**REQUIRED WORK**
Can you output the material exactly as written, minus any pictures it holds?

(Stored records)
_ _ _
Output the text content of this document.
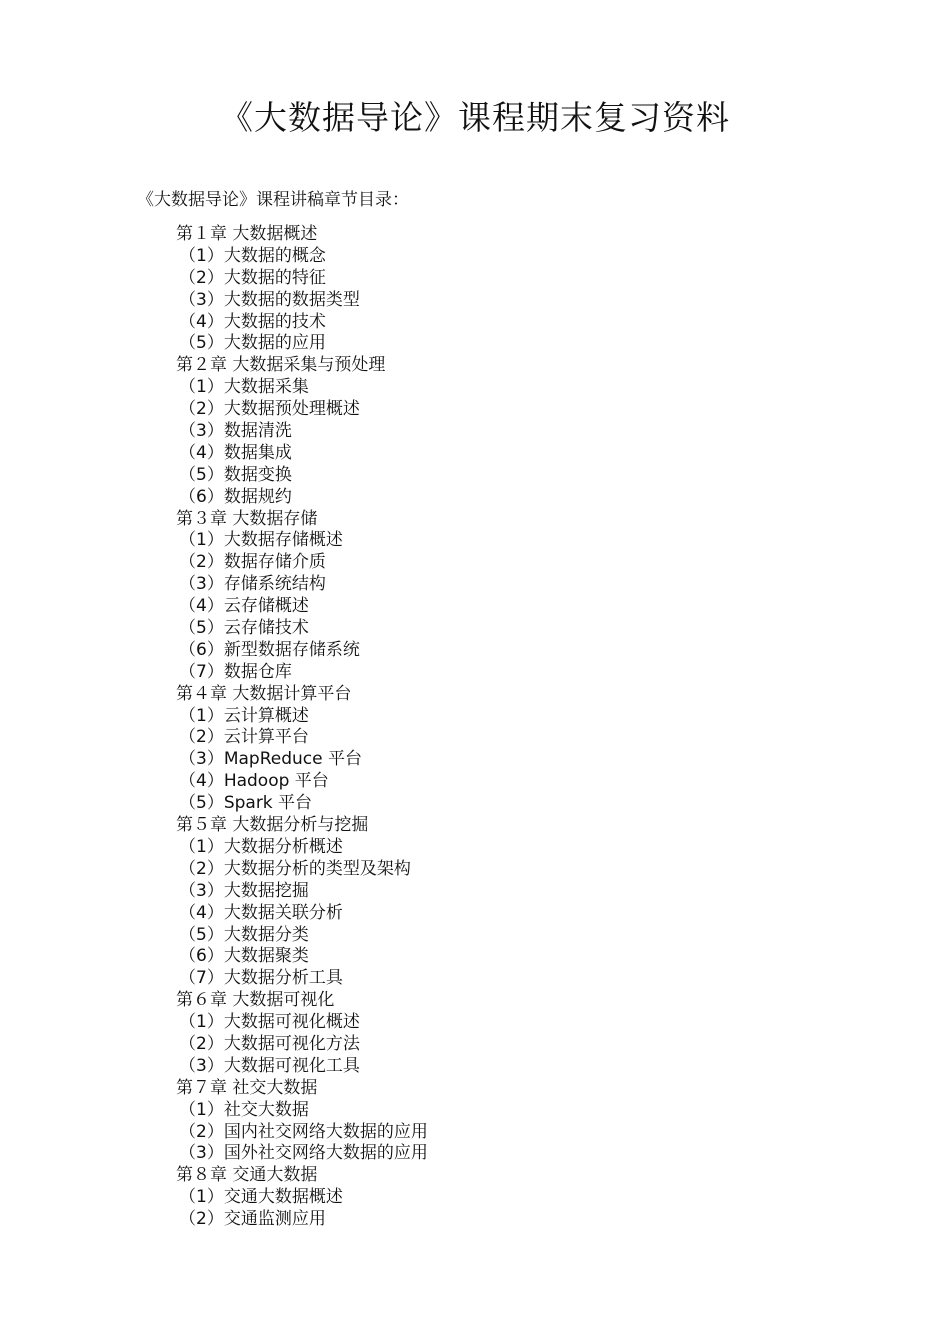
《大数据导论》课程期末复习资料
《大数据导论》课程讲稿章节目录：
第１章 大数据概述
（1）大数据的概念
（2）大数据的特征
（3）大数据的数据类型
（4）大数据的技术
（5）大数据的应用
第２章 大数据采集与预处理
（1）大数据采集
（2）大数据预处理概述
（3）数据清洗
（4）数据集成
（5）数据变换
（6）数据规约
第３章 大数据存储
（1）大数据存储概述
（2）数据存储介质
（3）存储系统结构
（4）云存储概述
（5）云存储技术
（6）新型数据存储系统
（7）数据仓库
第４章 大数据计算平台
（1）云计算概述
（2）云计算平台
（3）MapReduce 平台
（4）Hadoop 平台
（5）Spark 平台
第５章 大数据分析与挖掘
（1）大数据分析概述
（2）大数据分析的类型及架构
（3）大数据挖掘
（4）大数据关联分析
（5）大数据分类
（6）大数据聚类
（7）大数据分析工具
第６章 大数据可视化
（1）大数据可视化概述
（2）大数据可视化方法
（3）大数据可视化工具
第７章 社交大数据
（1）社交大数据
（2）国内社交网络大数据的应用
（3）国外社交网络大数据的应用
第８章 交通大数据
（1）交通大数据概述
（2）交通监测应用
_ _ _
**WRITTEN SOLUTION**
Output the text content of this document.
《大数据导论》课程期末复习资料
《大数据导论》课程讲稿章节目录：
第１章 大数据概述
（1）大数据的概念
（2）大数据的特征
（3）大数据的数据类型
（4）大数据的技术
（5）大数据的应用
第２章 大数据采集与预处理
（1）大数据采集
（2）大数据预处理概述
（3）数据清洗
（4）数据集成
（5）数据变换
（6）数据规约
第３章 大数据存储
（1）大数据存储概述
（2）数据存储介质
（3）存储系统结构
（4）云存储概述
（5）云存储技术
（6）新型数据存储系统
（7）数据仓库
第４章 大数据计算平台
（1）云计算概述
（2）云计算平台
（3）MapReduce 平台
（4）Hadoop 平台
（5）Spark 平台
第５章 大数据分析与挖掘
（1）大数据分析概述
（2）大数据分析的类型及架构
（3）大数据挖掘
（4）大数据关联分析
（5）大数据分类
（6）大数据聚类
（7）大数据分析工具
第６章 大数据可视化
（1）大数据可视化概述
（2）大数据可视化方法
（3）大数据可视化工具
第７章 社交大数据
（1）社交大数据
（2）国内社交网络大数据的应用
（3）国外社交网络大数据的应用
第８章 交通大数据
（1）交通大数据概述
（2）交通监测应用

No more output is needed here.